■ **Given records**
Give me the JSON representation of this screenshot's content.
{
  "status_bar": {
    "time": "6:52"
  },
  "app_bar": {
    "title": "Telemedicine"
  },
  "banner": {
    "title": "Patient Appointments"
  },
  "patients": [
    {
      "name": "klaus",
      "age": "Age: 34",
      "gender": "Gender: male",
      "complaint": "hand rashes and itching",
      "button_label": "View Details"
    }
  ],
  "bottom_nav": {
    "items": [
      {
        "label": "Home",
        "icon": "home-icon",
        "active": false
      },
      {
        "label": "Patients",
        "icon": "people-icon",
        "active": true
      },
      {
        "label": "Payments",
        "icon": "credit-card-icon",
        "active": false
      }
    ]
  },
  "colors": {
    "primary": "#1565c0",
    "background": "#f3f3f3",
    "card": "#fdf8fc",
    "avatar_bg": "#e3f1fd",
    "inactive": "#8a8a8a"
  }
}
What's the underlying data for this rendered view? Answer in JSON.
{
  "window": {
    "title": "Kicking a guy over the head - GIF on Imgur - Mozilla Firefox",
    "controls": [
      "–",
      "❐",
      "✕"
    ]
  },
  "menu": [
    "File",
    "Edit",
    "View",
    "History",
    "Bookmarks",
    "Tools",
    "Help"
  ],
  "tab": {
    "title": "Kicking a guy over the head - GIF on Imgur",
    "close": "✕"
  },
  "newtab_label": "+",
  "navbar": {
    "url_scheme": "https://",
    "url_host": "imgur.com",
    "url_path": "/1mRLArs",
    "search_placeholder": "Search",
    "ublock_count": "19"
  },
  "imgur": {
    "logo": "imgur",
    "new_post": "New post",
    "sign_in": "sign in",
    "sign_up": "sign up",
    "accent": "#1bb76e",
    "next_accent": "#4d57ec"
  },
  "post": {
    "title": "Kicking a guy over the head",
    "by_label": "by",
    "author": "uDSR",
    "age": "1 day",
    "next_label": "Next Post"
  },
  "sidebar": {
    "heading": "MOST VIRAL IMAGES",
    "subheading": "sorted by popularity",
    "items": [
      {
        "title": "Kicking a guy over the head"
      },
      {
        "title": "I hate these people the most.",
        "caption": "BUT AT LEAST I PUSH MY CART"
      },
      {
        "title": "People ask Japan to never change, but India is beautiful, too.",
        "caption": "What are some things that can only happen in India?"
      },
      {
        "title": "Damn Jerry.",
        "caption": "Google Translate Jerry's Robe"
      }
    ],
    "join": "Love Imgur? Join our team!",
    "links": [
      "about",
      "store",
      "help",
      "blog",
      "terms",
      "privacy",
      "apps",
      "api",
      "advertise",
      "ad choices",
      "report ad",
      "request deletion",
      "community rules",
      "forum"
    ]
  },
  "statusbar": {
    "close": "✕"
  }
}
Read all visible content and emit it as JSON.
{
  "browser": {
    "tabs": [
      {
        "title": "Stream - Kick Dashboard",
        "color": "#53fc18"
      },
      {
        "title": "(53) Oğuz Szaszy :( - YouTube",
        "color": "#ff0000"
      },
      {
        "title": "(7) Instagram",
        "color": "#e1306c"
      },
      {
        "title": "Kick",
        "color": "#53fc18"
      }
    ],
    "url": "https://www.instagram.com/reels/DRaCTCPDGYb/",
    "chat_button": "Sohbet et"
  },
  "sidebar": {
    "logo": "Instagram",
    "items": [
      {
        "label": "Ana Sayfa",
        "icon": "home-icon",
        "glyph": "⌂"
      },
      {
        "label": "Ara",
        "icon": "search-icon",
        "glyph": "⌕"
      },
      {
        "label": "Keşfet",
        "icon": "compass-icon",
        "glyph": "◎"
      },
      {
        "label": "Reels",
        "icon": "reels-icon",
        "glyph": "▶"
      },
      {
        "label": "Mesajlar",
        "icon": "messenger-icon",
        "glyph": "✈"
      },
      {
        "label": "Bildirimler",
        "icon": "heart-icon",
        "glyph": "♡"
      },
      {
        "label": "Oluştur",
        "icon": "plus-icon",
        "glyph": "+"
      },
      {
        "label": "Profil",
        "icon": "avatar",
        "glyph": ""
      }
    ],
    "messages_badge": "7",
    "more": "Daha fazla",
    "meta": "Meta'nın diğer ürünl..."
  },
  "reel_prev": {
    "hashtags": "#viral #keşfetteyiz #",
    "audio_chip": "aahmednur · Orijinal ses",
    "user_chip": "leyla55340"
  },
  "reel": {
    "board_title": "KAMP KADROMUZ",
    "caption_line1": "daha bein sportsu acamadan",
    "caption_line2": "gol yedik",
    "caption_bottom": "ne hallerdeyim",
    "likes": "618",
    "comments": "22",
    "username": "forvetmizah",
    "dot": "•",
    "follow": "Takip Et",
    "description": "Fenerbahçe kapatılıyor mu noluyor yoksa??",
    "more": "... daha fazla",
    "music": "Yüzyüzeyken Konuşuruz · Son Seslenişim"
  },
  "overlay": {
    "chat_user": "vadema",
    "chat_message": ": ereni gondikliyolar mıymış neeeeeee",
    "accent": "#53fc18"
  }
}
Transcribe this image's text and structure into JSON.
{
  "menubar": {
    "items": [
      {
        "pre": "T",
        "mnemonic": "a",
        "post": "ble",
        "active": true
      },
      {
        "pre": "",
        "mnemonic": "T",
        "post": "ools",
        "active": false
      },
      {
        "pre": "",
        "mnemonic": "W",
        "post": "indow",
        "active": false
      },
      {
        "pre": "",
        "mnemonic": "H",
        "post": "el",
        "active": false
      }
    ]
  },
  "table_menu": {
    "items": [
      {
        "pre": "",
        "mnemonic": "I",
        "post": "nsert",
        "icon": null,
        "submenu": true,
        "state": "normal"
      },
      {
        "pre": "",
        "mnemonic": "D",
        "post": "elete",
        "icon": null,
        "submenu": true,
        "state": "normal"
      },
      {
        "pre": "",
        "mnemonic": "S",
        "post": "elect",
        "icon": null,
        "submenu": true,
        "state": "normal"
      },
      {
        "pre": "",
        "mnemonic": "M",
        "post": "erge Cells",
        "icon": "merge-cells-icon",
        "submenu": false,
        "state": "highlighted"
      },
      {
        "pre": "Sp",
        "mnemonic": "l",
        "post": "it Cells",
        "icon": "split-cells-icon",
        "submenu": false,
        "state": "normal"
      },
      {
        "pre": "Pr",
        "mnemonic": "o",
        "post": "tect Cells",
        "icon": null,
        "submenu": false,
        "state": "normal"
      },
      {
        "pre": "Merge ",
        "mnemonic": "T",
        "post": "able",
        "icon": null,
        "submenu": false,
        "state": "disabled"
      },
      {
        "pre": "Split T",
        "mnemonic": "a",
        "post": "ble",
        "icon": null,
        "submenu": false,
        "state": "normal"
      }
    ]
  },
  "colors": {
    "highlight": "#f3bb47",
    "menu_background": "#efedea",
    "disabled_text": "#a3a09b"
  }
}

■ **Your instructions**
Exactly as they stand above, write out all the entries again.

■ **Result below**
Give me the JSON representation of this screenshot's content.
{
  "status_bar": {
    "time": "6:52"
  },
  "app_bar": {
    "title": "Telemedicine"
  },
  "banner": {
    "title": "Patient Appointments"
  },
  "patients": [
    {
      "name": "klaus",
      "age": "Age: 34",
      "gender": "Gender: male",
      "complaint": "hand rashes and itching",
      "button_label": "View Details"
    }
  ],
  "bottom_nav": {
    "items": [
      {
        "label": "Home",
        "icon": "home-icon",
        "active": false
      },
      {
        "label": "Patients",
        "icon": "people-icon",
        "active": true
      },
      {
        "label": "Payments",
        "icon": "credit-card-icon",
        "active": false
      }
    ]
  },
  "colors": {
    "primary": "#1565c0",
    "background": "#f3f3f3",
    "card": "#fdf8fc",
    "avatar_bg": "#e3f1fd",
    "inactive": "#8a8a8a"
  }
}
What's the underlying data for this rendered view? Answer in JSON.
{
  "window": {
    "title": "Kicking a guy over the head - GIF on Imgur - Mozilla Firefox",
    "controls": [
      "–",
      "❐",
      "✕"
    ]
  },
  "menu": [
    "File",
    "Edit",
    "View",
    "History",
    "Bookmarks",
    "Tools",
    "Help"
  ],
  "tab": {
    "title": "Kicking a guy over the head - GIF on Imgur",
    "close": "✕"
  },
  "newtab_label": "+",
  "navbar": {
    "url_scheme": "https://",
    "url_host": "imgur.com",
    "url_path": "/1mRLArs",
    "search_placeholder": "Search",
    "ublock_count": "19"
  },
  "imgur": {
    "logo": "imgur",
    "new_post": "New post",
    "sign_in": "sign in",
    "sign_up": "sign up",
    "accent": "#1bb76e",
    "next_accent": "#4d57ec"
  },
  "post": {
    "title": "Kicking a guy over the head",
    "by_label": "by",
    "author": "uDSR",
    "age": "1 day",
    "next_label": "Next Post"
  },
  "sidebar": {
    "heading": "MOST VIRAL IMAGES",
    "subheading": "sorted by popularity",
    "items": [
      {
        "title": "Kicking a guy over the head"
      },
      {
        "title": "I hate these people the most.",
        "caption": "BUT AT LEAST I PUSH MY CART"
      },
      {
        "title": "People ask Japan to never change, but India is beautiful, too.",
        "caption": "What are some things that can only happen in India?"
      },
      {
        "title": "Damn Jerry.",
        "caption": "Google Translate Jerry's Robe"
      }
    ],
    "join": "Love Imgur? Join our team!",
    "links": [
      "about",
      "store",
      "help",
      "blog",
      "terms",
      "privacy",
      "apps",
      "api",
      "advertise",
      "ad choices",
      "report ad",
      "request deletion",
      "community rules",
      "forum"
    ]
  },
  "statusbar": {
    "close": "✕"
  }
}
Read all visible content and emit it as JSON.
{
  "browser": {
    "tabs": [
      {
        "title": "Stream - Kick Dashboard",
        "color": "#53fc18"
      },
      {
        "title": "(53) Oğuz Szaszy :( - YouTube",
        "color": "#ff0000"
      },
      {
        "title": "(7) Instagram",
        "color": "#e1306c"
      },
      {
        "title": "Kick",
        "color": "#53fc18"
      }
    ],
    "url": "https://www.instagram.com/reels/DRaCTCPDGYb/",
    "chat_button": "Sohbet et"
  },
  "sidebar": {
    "logo": "Instagram",
    "items": [
      {
        "label": "Ana Sayfa",
        "icon": "home-icon",
        "glyph": "⌂"
      },
      {
        "label": "Ara",
        "icon": "search-icon",
        "glyph": "⌕"
      },
      {
        "label": "Keşfet",
        "icon": "compass-icon",
        "glyph": "◎"
      },
      {
        "label": "Reels",
        "icon": "reels-icon",
        "glyph": "▶"
      },
      {
        "label": "Mesajlar",
        "icon": "messenger-icon",
        "glyph": "✈"
      },
      {
        "label": "Bildirimler",
        "icon": "heart-icon",
        "glyph": "♡"
      },
      {
        "label": "Oluştur",
        "icon": "plus-icon",
        "glyph": "+"
      },
      {
        "label": "Profil",
        "icon": "avatar",
        "glyph": ""
      }
    ],
    "messages_badge": "7",
    "more": "Daha fazla",
    "meta": "Meta'nın diğer ürünl..."
  },
  "reel_prev": {
    "hashtags": "#viral #keşfetteyiz #",
    "audio_chip": "aahmednur · Orijinal ses",
    "user_chip": "leyla55340"
  },
  "reel": {
    "board_title": "KAMP KADROMUZ",
    "caption_line1": "daha bein sportsu acamadan",
    "caption_line2": "gol yedik",
    "caption_bottom": "ne hallerdeyim",
    "likes": "618",
    "comments": "22",
    "username": "forvetmizah",
    "dot": "•",
    "follow": "Takip Et",
    "description": "Fenerbahçe kapatılıyor mu noluyor yoksa??",
    "more": "... daha fazla",
    "music": "Yüzyüzeyken Konuşuruz · Son Seslenişim"
  },
  "overlay": {
    "chat_user": "vadema",
    "chat_message": ": ereni gondikliyolar mıymış neeeeeee",
    "accent": "#53fc18"
  }
}
Transcribe this image's text and structure into JSON.
{
  "menubar": {
    "items": [
      {
        "pre": "T",
        "mnemonic": "a",
        "post": "ble",
        "active": true
      },
      {
        "pre": "",
        "mnemonic": "T",
        "post": "ools",
        "active": false
      },
      {
        "pre": "",
        "mnemonic": "W",
        "post": "indow",
        "active": false
      },
      {
        "pre": "",
        "mnemonic": "H",
        "post": "el",
        "active": false
      }
    ]
  },
  "table_menu": {
    "items": [
      {
        "pre": "",
        "mnemonic": "I",
        "post": "nsert",
        "icon": null,
        "submenu": true,
        "state": "normal"
      },
      {
        "pre": "",
        "mnemonic": "D",
        "post": "elete",
        "icon": null,
        "submenu": true,
        "state": "normal"
      },
      {
        "pre": "",
        "mnemonic": "S",
        "post": "elect",
        "icon": null,
        "submenu": true,
        "state": "normal"
      },
      {
        "pre": "",
        "mnemonic": "M",
        "post": "erge Cells",
        "icon": "merge-cells-icon",
        "submenu": false,
        "state": "highlighted"
      },
      {
        "pre": "Sp",
        "mnemonic": "l",
        "post": "it Cells",
        "icon": "split-cells-icon",
        "submenu": false,
        "state": "normal"
      },
      {
        "pre": "Pr",
        "mnemonic": "o",
        "post": "tect Cells",
        "icon": null,
        "submenu": false,
        "state": "normal"
      },
      {
        "pre": "Merge ",
        "mnemonic": "T",
        "post": "able",
        "icon": null,
        "submenu": false,
        "state": "disabled"
      },
      {
        "pre": "Split T",
        "mnemonic": "a",
        "post": "ble",
        "icon": null,
        "submenu": false,
        "state": "normal"
      }
    ]
  },
  "colors": {
    "highlight": "#f3bb47",
    "menu_background": "#efedea",
    "disabled_text": "#a3a09b"
  }
}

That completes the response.